### THE PROBLEM
Leave out every picture, and output exactly the lines from the line containing "Give me a plain-text" through the last line of the data.

------ TASK INPUTS

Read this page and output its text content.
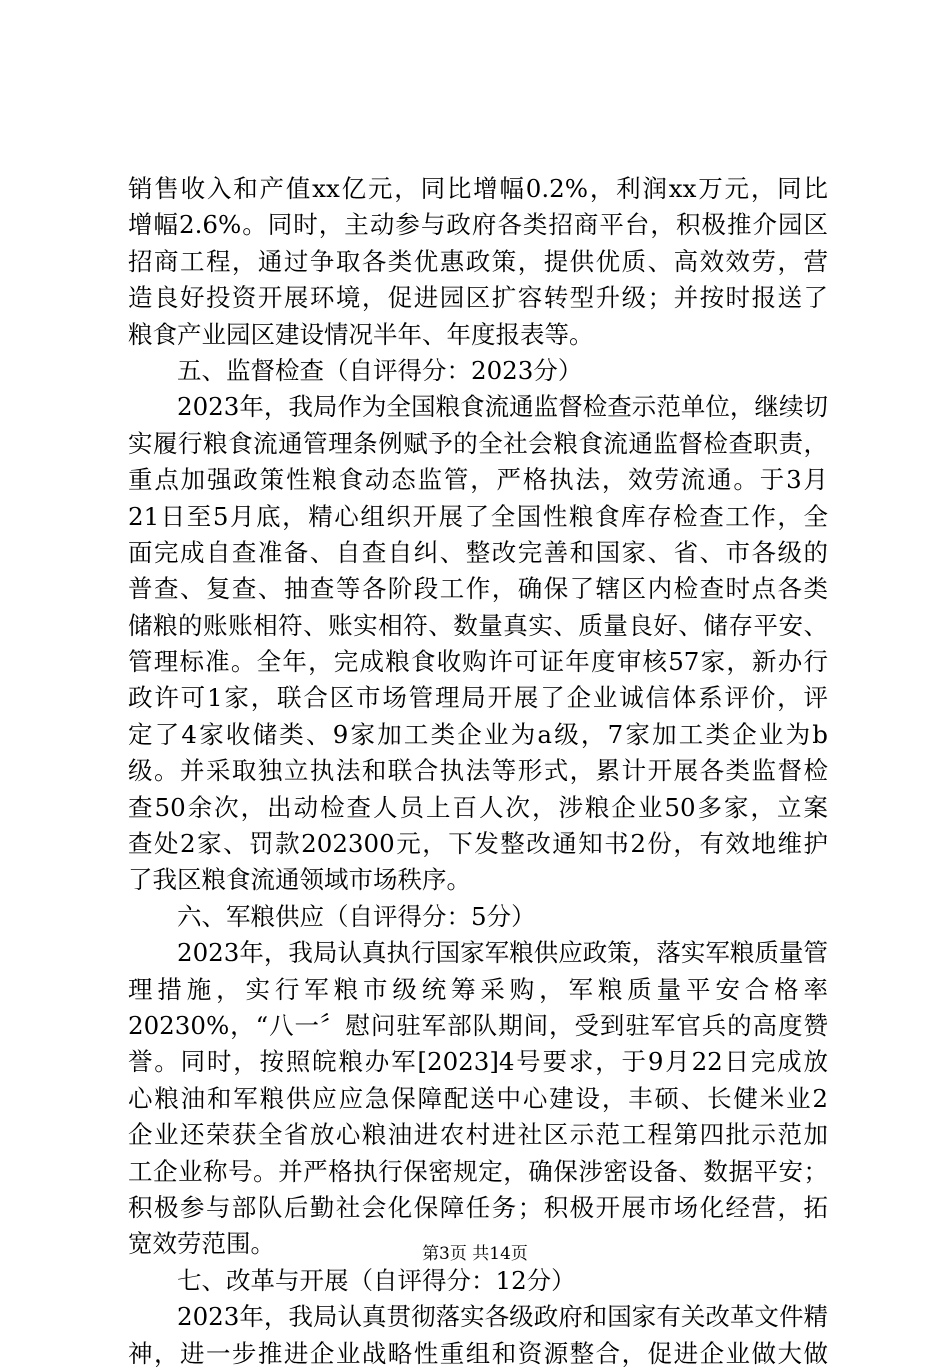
销售收入和产值xx亿元，同比增幅0.2%，利润xx万元，同比
增幅2.6%。同时，主动参与政府各类招商平台，积极推介园区
招商工程，通过争取各类优惠政策，提供优质、高效效劳，营
造良好投资开展环境，促进园区扩容转型升级；并按时报送了
粮食产业园区建设情况半年、年度报表等。
五、监督检查（自评得分：2023分）
2023年，我局作为全国粮食流通监督检查示范单位，继续切
实履行粮食流通管理条例赋予的全社会粮食流通监督检查职责，
重点加强政策性粮食动态监管，严格执法，效劳流通。于3月
21日至5月底，精心组织开展了全国性粮食库存检查工作，全
面完成自查准备、自查自纠、整改完善和国家、省、市各级的
普查、复查、抽查等各阶段工作，确保了辖区内检查时点各类
储粮的账账相符、账实相符、数量真实、质量良好、储存平安、
管理标准。全年，完成粮食收购许可证年度审核57家，新办行
政许可1家，联合区市场管理局开展了企业诚信体系评价，评
定了4家收储类、9家加工类企业为a级，7家加工类企业为b
级。并采取独立执法和联合执法等形式，累计开展各类监督检
查50余次，出动检查人员上百人次，涉粮企业50多家，立案
查处2家、罚款202300元，下发整改通知书2份，有效地维护
了我区粮食流通领域市场秩序。
六、军粮供应（自评得分：5分）
2023年，我局认真执行国家军粮供应政策，落实军粮质量管
理措施，实行军粮市级统筹采购，军粮质量平安合格率
20230%，“八一〞慰问驻军部队期间，受到驻军官兵的高度赞
誉。同时，按照皖粮办军[2023]4号要求，于9月22日完成放
心粮油和军粮供应应急保障配送中心建设，丰硕、长健米业2
企业还荣获全省放心粮油进农村进社区示范工程第四批示范加
工企业称号。并严格执行保密规定，确保涉密设备、数据平安；
积极参与部队后勤社会化保障任务；积极开展市场化经营，拓
宽效劳范围。
七、改革与开展（自评得分：12分）
2023年，我局认真贯彻落实各级政府和国家有关改革文件精
神，进一步推进企业战略性重组和资源整合，促进企业做大做
第3页 共14页
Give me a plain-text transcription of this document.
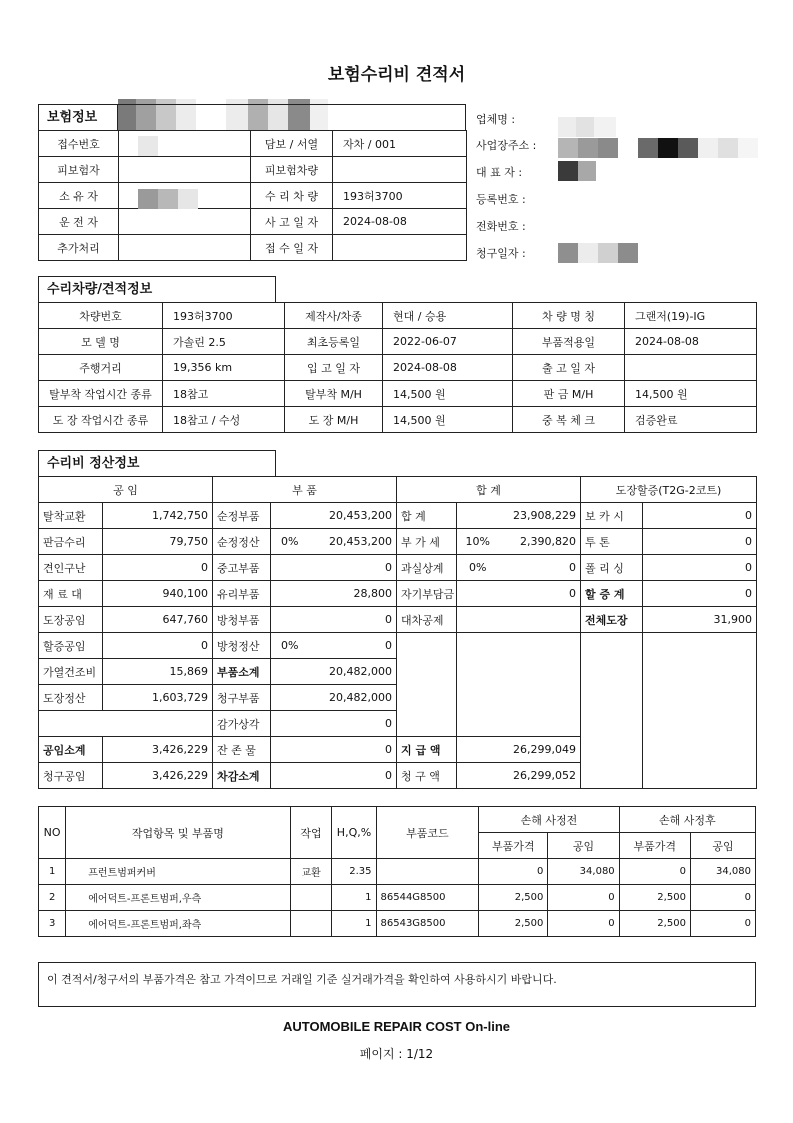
보험수리비 견적서
보험정보
접수번호		담보 / 서열	자차 / 001
피보험자		피보험차량	
소 유 자		수 리 차 량	193허3700
운 전 자		사 고 일 자	2024-08-08
추가처리		접 수 일 자	
업체명 :
사업장주소 :
대 표 자 :
등록번호 :
전화번호 :
청구일자 :
수리차량/견적정보
차량번호	193허3700	제작사/차종	현대 / 승용	차 량 명 칭	그랜저(19)-IG
모 델 명	가솔린 2.5	최초등록일	2022-06-07	부품적용일	2024-08-08
주행거리	19,356 km	입 고 일 자	2024-08-08	출 고 일 자	
탈부착 작업시간 종류	18참고	탈부착 M/H	14,500 원	판 금 M/H	14,500 원
도 장 작업시간 종류	18참고 / 수성	도 장 M/H	14,500 원	중 복 체 크	검증완료
수리비 정산정보
공 임		부 품			합 계			도장할증(T2G-2코트)	
탈착교환	1,742,750	순정부품		20,453,200	합 계		23,908,229	보 카 시	0
판금수리	79,750	순정정산	0%	20,453,200	부 가 세	10%	2,390,820	투 톤	0
견인구난	0	중고부품		0	과실상계	0%	0	폴 리 싱	0
재 료 대	940,100	유리부품		28,800	자기부담금		0	할 증 계	0
도장공임	647,760	방청부품		0	대차공제			전체도장	31,900
할증공임	0	방청정산	0%	0					
가열건조비	15,869	부품소계		20,482,000					
도장정산	1,603,729	청구부품		20,482,000					
		감가상각		0					
공임소계	3,426,229	잔 존 물		0	지 급 액		26,299,049		
청구공임	3,426,229	차감소계		0	청 구 액		26,299,052		
NO	작업항목 및 부품명	작업	H,Q,%	부품코드	손해 사정전		손해 사정후	
					부품가격	공임	부품가격	공임
1	프런트범퍼커버	교환	2.35		0	34,080	0	34,080
2	에어덕트-프론트범퍼,우측		1	86544G8500	2,500	0	2,500	0
3	에어덕트-프론트범퍼,좌측		1	86543G8500	2,500	0	2,500	0
이 견적서/청구서의 부품가격은 참고 가격이므로 거래일 기준 실거래가격을 확인하여 사용하시기 바랍니다.
AUTOMOBILE REPAIR COST On-line
페이지 : 1/12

------------

### FINISHED EXERCISE
Give me a plain-text transcription of this document.
보험수리비 견적서
보험정보
접수번호		담보 / 서열	자차 / 001
피보험자		피보험차량	
소 유 자		수 리 차 량	193허3700
운 전 자		사 고 일 자	2024-08-08
추가처리		접 수 일 자	
업체명 :
사업장주소 :
대 표 자 :
등록번호 :
전화번호 :
청구일자 :
수리차량/견적정보
차량번호	193허3700	제작사/차종	현대 / 승용	차 량 명 칭	그랜저(19)-IG
모 델 명	가솔린 2.5	최초등록일	2022-06-07	부품적용일	2024-08-08
주행거리	19,356 km	입 고 일 자	2024-08-08	출 고 일 자	
탈부착 작업시간 종류	18참고	탈부착 M/H	14,500 원	판 금 M/H	14,500 원
도 장 작업시간 종류	18참고 / 수성	도 장 M/H	14,500 원	중 복 체 크	검증완료
수리비 정산정보
공 임		부 품			합 계			도장할증(T2G-2코트)	
탈착교환	1,742,750	순정부품		20,453,200	합 계		23,908,229	보 카 시	0
판금수리	79,750	순정정산	0%	20,453,200	부 가 세	10%	2,390,820	투 톤	0
견인구난	0	중고부품		0	과실상계	0%	0	폴 리 싱	0
재 료 대	940,100	유리부품		28,800	자기부담금		0	할 증 계	0
도장공임	647,760	방청부품		0	대차공제			전체도장	31,900
할증공임	0	방청정산	0%	0					
가열건조비	15,869	부품소계		20,482,000					
도장정산	1,603,729	청구부품		20,482,000					
		감가상각		0					
공임소계	3,426,229	잔 존 물		0	지 급 액		26,299,049		
청구공임	3,426,229	차감소계		0	청 구 액		26,299,052		
NO	작업항목 및 부품명	작업	H,Q,%	부품코드	손해 사정전		손해 사정후	
					부품가격	공임	부품가격	공임
1	프런트범퍼커버	교환	2.35		0	34,080	0	34,080
2	에어덕트-프론트범퍼,우측		1	86544G8500	2,500	0	2,500	0
3	에어덕트-프론트범퍼,좌측		1	86543G8500	2,500	0	2,500	0
이 견적서/청구서의 부품가격은 참고 가격이므로 거래일 기준 실거래가격을 확인하여 사용하시기 바랍니다.
AUTOMOBILE REPAIR COST On-line
페이지 : 1/12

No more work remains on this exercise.